SET PROBLEM:
Which lines below hold the word "الميت"? Copy all of them.

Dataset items
# # # #
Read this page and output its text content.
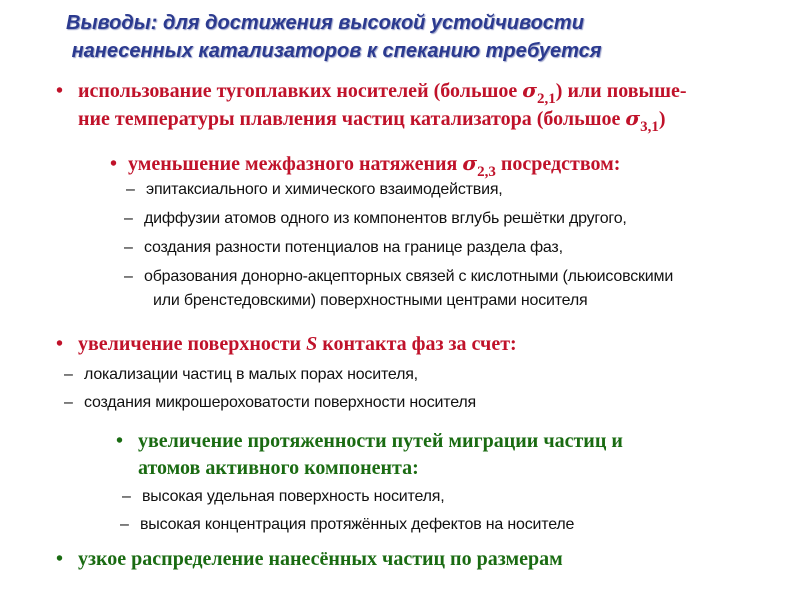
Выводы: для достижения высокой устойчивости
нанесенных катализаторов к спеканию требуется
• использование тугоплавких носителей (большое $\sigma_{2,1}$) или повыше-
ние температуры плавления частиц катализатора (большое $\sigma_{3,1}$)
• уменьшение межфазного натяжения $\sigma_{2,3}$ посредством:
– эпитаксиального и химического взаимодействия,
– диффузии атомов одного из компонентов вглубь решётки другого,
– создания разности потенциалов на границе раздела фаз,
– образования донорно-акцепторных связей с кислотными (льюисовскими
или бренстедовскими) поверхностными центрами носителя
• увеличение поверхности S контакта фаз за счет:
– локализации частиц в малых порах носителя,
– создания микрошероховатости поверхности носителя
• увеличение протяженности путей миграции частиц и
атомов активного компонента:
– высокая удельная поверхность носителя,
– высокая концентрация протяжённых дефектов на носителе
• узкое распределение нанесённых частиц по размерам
# # # #
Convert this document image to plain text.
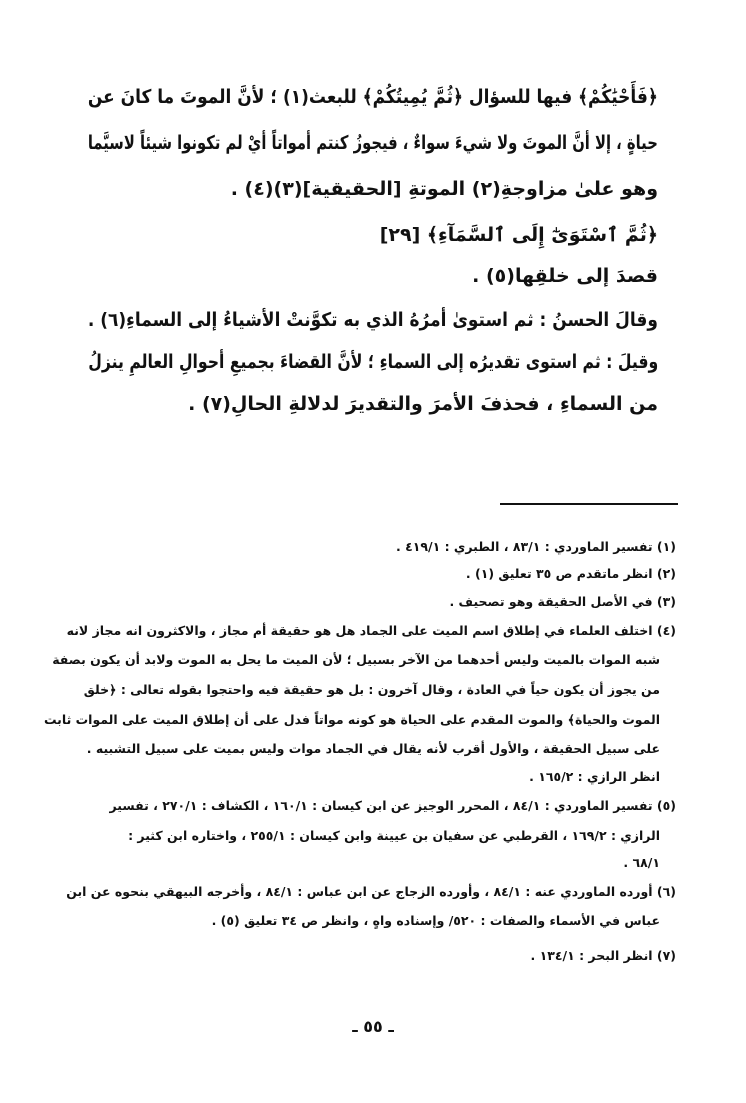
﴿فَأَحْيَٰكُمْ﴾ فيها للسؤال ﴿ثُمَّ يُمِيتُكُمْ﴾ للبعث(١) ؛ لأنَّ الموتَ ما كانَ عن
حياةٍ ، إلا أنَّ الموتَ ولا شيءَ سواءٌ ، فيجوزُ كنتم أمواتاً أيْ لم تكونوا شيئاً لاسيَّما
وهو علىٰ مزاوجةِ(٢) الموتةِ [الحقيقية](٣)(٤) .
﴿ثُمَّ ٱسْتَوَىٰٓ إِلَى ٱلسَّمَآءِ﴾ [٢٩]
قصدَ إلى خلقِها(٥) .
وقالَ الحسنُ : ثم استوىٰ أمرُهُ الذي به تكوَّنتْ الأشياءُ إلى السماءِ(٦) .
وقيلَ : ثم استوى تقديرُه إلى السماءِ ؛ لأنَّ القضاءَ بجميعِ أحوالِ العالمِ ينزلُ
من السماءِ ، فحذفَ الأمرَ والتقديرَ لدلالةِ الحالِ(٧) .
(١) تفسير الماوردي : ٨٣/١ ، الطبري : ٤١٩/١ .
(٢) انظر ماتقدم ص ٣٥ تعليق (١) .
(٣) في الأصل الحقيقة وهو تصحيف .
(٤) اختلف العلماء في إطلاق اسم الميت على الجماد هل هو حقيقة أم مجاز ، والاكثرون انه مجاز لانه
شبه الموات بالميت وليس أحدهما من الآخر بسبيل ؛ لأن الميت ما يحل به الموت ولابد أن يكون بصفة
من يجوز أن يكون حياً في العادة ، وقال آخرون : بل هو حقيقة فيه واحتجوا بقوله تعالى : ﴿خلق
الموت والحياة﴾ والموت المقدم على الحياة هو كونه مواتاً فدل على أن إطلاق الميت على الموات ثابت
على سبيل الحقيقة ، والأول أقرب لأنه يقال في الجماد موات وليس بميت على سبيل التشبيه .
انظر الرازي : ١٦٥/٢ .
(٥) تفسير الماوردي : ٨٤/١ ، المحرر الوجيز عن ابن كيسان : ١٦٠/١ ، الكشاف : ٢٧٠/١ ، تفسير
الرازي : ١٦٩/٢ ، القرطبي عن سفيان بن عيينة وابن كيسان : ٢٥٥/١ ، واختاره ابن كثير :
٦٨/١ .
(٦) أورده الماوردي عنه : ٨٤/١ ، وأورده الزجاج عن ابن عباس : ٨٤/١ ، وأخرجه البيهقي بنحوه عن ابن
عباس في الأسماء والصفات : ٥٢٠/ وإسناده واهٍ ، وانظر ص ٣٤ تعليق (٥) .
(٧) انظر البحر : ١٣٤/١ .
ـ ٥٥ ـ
# # # #
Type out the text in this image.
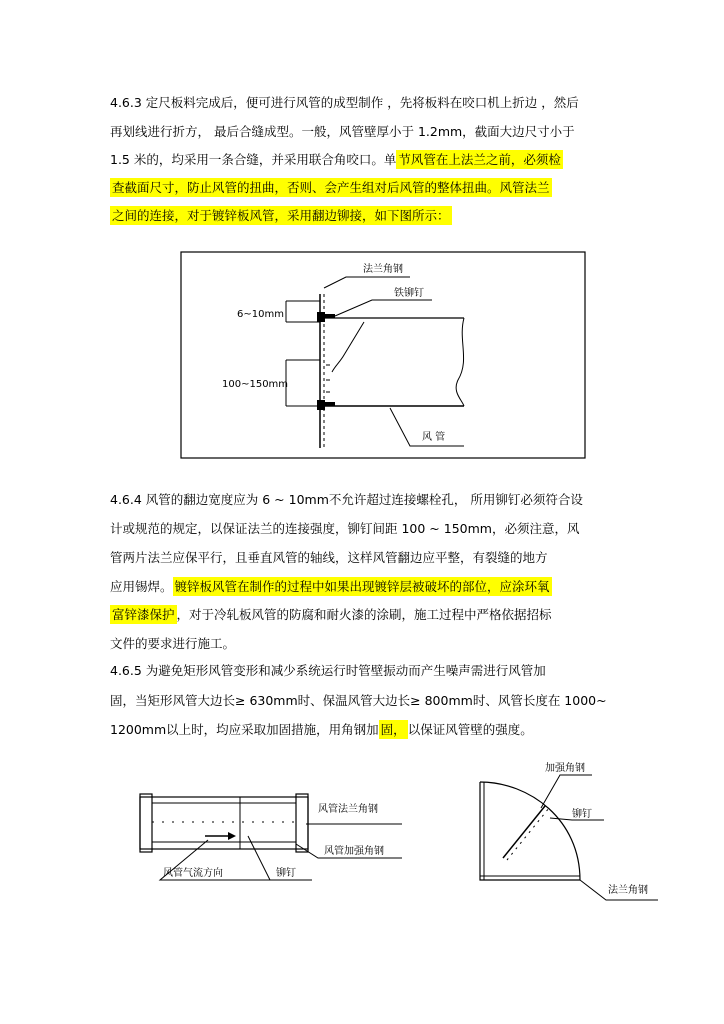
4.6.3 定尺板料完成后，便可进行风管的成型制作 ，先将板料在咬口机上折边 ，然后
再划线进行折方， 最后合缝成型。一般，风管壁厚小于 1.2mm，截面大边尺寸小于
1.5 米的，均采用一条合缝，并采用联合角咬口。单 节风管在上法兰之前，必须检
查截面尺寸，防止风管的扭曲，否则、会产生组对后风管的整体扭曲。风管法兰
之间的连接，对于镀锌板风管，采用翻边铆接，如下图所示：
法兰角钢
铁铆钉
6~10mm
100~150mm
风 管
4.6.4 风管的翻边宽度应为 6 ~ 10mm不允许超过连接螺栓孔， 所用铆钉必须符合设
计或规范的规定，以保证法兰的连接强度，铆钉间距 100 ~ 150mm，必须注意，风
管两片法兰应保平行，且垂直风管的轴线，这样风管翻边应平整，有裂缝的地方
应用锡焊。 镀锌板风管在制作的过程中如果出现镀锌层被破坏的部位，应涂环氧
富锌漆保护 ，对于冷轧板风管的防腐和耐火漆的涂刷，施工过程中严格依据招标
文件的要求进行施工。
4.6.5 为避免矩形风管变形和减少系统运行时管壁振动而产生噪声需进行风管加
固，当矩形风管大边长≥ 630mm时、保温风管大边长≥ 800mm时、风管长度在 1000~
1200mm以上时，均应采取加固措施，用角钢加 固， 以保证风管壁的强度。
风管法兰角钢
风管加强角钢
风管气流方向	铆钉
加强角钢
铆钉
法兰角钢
# # # #
TASK ANSWER:
(٤) اختلف العلماء في إطلاق اسم الميت على الجماد هل هو حقيقة أم مجاز ، والاكثرون انه مجاز لانه
شبه الموات بالميت وليس أحدهما من الآخر بسبيل ؛ لأن الميت ما يحل به الموت ولابد أن يكون بصفة
الموت والحياة﴾ والموت المقدم على الحياة هو كونه مواتاً فدل على أن إطلاق الميت على الموات ثابت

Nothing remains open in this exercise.